• **YOUR GOAL**
Lay out the lines below as a Markdown table with two columns, Row and Line. Number each line in order and skip any blank ones.
:: INPUT MATERIAL
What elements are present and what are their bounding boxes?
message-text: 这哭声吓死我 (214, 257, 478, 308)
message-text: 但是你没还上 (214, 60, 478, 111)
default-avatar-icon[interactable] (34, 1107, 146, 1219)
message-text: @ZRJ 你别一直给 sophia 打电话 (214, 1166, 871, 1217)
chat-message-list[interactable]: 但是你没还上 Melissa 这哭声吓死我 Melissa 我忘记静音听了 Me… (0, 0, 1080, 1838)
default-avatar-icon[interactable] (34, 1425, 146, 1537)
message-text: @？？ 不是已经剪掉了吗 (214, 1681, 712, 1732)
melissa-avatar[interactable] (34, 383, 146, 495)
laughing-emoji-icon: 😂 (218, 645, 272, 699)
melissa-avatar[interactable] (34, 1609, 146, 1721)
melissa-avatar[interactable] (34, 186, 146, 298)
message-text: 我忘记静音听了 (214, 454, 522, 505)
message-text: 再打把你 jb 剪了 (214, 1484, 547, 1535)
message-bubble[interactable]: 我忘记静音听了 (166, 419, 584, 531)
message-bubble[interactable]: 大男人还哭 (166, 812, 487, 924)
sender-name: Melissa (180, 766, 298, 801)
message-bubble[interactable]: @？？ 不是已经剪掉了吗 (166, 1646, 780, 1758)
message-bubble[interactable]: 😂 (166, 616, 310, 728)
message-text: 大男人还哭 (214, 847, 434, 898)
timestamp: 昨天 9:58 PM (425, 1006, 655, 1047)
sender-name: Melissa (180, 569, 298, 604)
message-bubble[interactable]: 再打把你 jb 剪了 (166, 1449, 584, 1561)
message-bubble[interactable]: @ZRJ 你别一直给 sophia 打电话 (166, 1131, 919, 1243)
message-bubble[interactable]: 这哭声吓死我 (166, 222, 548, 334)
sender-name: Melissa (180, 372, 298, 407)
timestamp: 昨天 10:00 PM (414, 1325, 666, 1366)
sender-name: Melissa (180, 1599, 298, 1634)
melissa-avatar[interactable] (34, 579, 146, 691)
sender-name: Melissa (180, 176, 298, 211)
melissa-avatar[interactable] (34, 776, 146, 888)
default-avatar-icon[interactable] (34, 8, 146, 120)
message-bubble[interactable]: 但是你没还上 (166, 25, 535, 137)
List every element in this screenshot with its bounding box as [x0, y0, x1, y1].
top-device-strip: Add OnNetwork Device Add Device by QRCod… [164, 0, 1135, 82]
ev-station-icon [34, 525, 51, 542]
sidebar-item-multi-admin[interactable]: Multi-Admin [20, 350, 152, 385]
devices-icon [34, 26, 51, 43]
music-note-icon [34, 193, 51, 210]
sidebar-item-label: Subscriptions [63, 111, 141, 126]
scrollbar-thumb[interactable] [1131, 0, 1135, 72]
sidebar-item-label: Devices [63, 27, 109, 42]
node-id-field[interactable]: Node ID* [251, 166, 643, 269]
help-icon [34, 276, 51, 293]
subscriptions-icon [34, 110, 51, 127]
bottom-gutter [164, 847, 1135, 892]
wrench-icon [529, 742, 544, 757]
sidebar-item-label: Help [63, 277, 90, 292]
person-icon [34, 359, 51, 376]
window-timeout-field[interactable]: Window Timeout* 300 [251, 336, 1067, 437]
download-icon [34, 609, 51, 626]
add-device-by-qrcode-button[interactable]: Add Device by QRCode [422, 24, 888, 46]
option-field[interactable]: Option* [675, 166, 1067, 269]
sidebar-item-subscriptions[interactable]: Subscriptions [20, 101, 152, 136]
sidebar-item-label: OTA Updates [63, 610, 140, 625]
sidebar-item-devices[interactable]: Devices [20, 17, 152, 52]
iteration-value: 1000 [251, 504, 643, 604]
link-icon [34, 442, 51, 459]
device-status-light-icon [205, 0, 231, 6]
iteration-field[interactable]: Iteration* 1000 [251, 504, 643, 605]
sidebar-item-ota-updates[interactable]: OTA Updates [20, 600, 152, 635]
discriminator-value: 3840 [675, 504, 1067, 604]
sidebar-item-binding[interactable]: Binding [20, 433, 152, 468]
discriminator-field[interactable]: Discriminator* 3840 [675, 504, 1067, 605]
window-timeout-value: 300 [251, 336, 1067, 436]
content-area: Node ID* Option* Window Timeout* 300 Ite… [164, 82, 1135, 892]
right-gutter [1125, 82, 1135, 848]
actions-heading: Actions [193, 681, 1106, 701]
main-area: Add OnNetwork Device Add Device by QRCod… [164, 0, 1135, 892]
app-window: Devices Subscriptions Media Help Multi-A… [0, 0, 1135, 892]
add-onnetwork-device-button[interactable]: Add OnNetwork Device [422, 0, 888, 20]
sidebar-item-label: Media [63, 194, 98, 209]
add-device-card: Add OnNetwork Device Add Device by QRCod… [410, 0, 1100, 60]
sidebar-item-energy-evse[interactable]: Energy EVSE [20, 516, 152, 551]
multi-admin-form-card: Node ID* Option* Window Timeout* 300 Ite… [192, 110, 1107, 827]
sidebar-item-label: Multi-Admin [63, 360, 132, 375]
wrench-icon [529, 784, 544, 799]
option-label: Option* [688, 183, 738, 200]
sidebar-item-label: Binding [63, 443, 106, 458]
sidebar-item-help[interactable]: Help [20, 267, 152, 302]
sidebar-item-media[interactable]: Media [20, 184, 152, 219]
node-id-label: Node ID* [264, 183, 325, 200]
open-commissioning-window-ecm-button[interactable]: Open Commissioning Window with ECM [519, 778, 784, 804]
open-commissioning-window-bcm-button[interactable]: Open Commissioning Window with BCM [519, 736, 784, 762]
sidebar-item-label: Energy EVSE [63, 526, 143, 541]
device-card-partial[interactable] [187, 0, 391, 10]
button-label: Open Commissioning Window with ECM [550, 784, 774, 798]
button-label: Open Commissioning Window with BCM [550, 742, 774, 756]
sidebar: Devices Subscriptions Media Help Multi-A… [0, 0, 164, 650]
::::
• **EXERCISE RESPONSE**
| Row | Line |
|---|---|
| 1 | What elements are present and what are their bounding boxes? |
| 2 | message-text: 这哭声吓死我 (214, 257, 478, 308) |
| 3 | message-text: 但是你没还上 (214, 60, 478, 111) |
| 4 | default-avatar-icon[interactable] (34, 1107, 146, 1219) |
| 5 | message-text: @ZRJ 你别一直给 sophia 打电话 (214, 1166, 871, 1217) |
| 6 | chat-message-list[interactable]: 但是你没还上 Melissa 这哭声吓死我 Melissa 我忘记静音听了 Me… (0, 0, 1080, 1838) |
| 7 | default-avatar-icon[interactable] (34, 1425, 146, 1537) |
| 8 | message-text: @？？ 不是已经剪掉了吗 (214, 1681, 712, 1732) |
| 9 | melissa-avatar[interactable] (34, 383, 146, 495) |
| 10 | laughing-emoji-icon: 😂 (218, 645, 272, 699) |
| 11 | melissa-avatar[interactable] (34, 1609, 146, 1721) |
| 12 | melissa-avatar[interactable] (34, 186, 146, 298) |
| 13 | message-text: 我忘记静音听了 (214, 454, 522, 505) |
| 14 | message-text: 再打把你 jb 剪了 (214, 1484, 547, 1535) |
| 15 | message-bubble[interactable]: 我忘记静音听了 (166, 419, 584, 531) |
| 16 | message-bubble[interactable]: 大男人还哭 (166, 812, 487, 924) |
| 17 | sender-name: Melissa (180, 766, 298, 801) |
| 18 | message-bubble[interactable]: @？？ 不是已经剪掉了吗 (166, 1646, 780, 1758) |
| 19 | message-bubble[interactable]: 😂 (166, 616, 310, 728) |
| 20 | message-text: 大男人还哭 (214, 847, 434, 898) |
| 21 | timestamp: 昨天 9:58 PM (425, 1006, 655, 1047) |
| 22 | sender-name: Melissa (180, 569, 298, 604) |
| 23 | message-bubble[interactable]: 再打把你 jb 剪了 (166, 1449, 584, 1561) |
| 24 | message-bubble[interactable]: @ZRJ 你别一直给 sophia 打电话 (166, 1131, 919, 1243) |
| 25 | message-bubble[interactable]: 这哭声吓死我 (166, 222, 548, 334) |
| 26 | sender-name: Melissa (180, 372, 298, 407) |
| 27 | timestamp: 昨天 10:00 PM (414, 1325, 666, 1366) |
| 28 | sender-name: Melissa (180, 1599, 298, 1634) |
| 29 | melissa-avatar[interactable] (34, 579, 146, 691) |
| 30 | sender-name: Melissa (180, 176, 298, 211) |
| 31 | melissa-avatar[interactable] (34, 776, 146, 888) |
| 32 | default-avatar-icon[interactable] (34, 8, 146, 120) |
| 33 | message-bubble[interactable]: 但是你没还上 (166, 25, 535, 137) |
| 34 | List every element in this screenshot with its bounding box as [x0, y0, x1, y1]. |
| 35 | top-device-strip: Add OnNetwork Device Add Device by QRCod… [164, 0, 1135, 82] |
| 36 | ev-station-icon [34, 525, 51, 542] |
| 37 | sidebar-item-multi-admin[interactable]: Multi-Admin [20, 350, 152, 385] |
| 38 | devices-icon [34, 26, 51, 43] |
| 39 | music-note-icon [34, 193, 51, 210] |
| 40 | sidebar-item-label: Subscriptions [63, 111, 141, 126] |
| 41 | scrollbar-thumb[interactable] [1131, 0, 1135, 72] |
| 42 | sidebar-item-label: Devices [63, 27, 109, 42] |
| 43 | node-id-field[interactable]: Node ID* [251, 166, 643, 269] |
| 44 | help-icon [34, 276, 51, 293] |
| 45 | subscriptions-icon [34, 110, 51, 127] |
| 46 | bottom-gutter [164, 847, 1135, 892] |
| 47 | wrench-icon [529, 742, 544, 757] |
| 48 | sidebar-item-label: Help [63, 277, 90, 292] |
| 49 | person-icon [34, 359, 51, 376] |
| 50 | window-timeout-field[interactable]: Window Timeout* 300 [251, 336, 1067, 437] |
| 51 | download-icon [34, 609, 51, 626] |
| 52 | add-device-by-qrcode-button[interactable]: Add Device by QRCode [422, 24, 888, 46] |
| 53 | option-field[interactable]: Option* [675, 166, 1067, 269] |
| 54 | sidebar-item-subscriptions[interactable]: Subscriptions [20, 101, 152, 136] |
| 55 | sidebar-item-label: OTA Updates [63, 610, 140, 625] |
| 56 | sidebar-item-devices[interactable]: Devices [20, 17, 152, 52] |
| 57 | iteration-value: 1000 [251, 504, 643, 604] |
| 58 | link-icon [34, 442, 51, 459] |
| 59 | device-status-light-icon [205, 0, 231, 6] |
| 60 | iteration-field[interactable]: Iteration* 1000 [251, 504, 643, 605] |
| 61 | sidebar-item-ota-updates[interactable]: OTA Updates [20, 600, 152, 635] |
| 62 | discriminator-value: 3840 [675, 504, 1067, 604] |
| 63 | sidebar-item-binding[interactable]: Binding [20, 433, 152, 468] |
| 64 | discriminator-field[interactable]: Discriminator* 3840 [675, 504, 1067, 605] |
| 65 | window-timeout-value: 300 [251, 336, 1067, 436] |
| 66 | content-area: Node ID* Option* Window Timeout* 300 Ite… [164, 82, 1135, 892] |
| 67 | right-gutter [1125, 82, 1135, 848] |
| 68 | actions-heading: Actions [193, 681, 1106, 701] |
| 69 | main-area: Add OnNetwork Device Add Device by QRCod… [164, 0, 1135, 892] |
| 70 | app-window: Devices Subscriptions Media Help Multi-A… [0, 0, 1135, 892] |
| 71 | add-onnetwork-device-button[interactable]: Add OnNetwork Device [422, 0, 888, 20] |
| 72 | sidebar-item-label: Media [63, 194, 98, 209] |
| 73 | add-device-card: Add OnNetwork Device Add Device by QRCod… [410, 0, 1100, 60] |
| 74 | sidebar-item-energy-evse[interactable]: Energy EVSE [20, 516, 152, 551] |
| 75 | multi-admin-form-card: Node ID* Option* Window Timeout* 300 Ite… [192, 110, 1107, 827] |
| 76 | sidebar-item-label: Multi-Admin [63, 360, 132, 375] |
| 77 | wrench-icon [529, 784, 544, 799] |
| 78 | option-label: Option* [688, 183, 738, 200] |
| 79 | sidebar-item-label: Binding [63, 443, 106, 458] |
| 80 | sidebar-item-help[interactable]: Help [20, 267, 152, 302] |
| 81 | sidebar-item-media[interactable]: Media [20, 184, 152, 219] |
| 82 | node-id-label: Node ID* [264, 183, 325, 200] |
| 83 | open-commissioning-window-ecm-button[interactable]: Open Commissioning Window with ECM [519, 778, 784, 804] |
| 84 | open-commissioning-window-bcm-button[interactable]: Open Commissioning Window with BCM [519, 736, 784, 762] |
| 85 | sidebar-item-label: Energy EVSE [63, 526, 143, 541] |
| 86 | device-card-partial[interactable] [187, 0, 391, 10] |
| 87 | button-label: Open Commissioning Window with ECM [550, 784, 774, 798] |
| 88 | button-label: Open Commissioning Window with BCM [550, 742, 774, 756] |
| 89 | sidebar: Devices Subscriptions Media Help Multi-A… [0, 0, 164, 650] |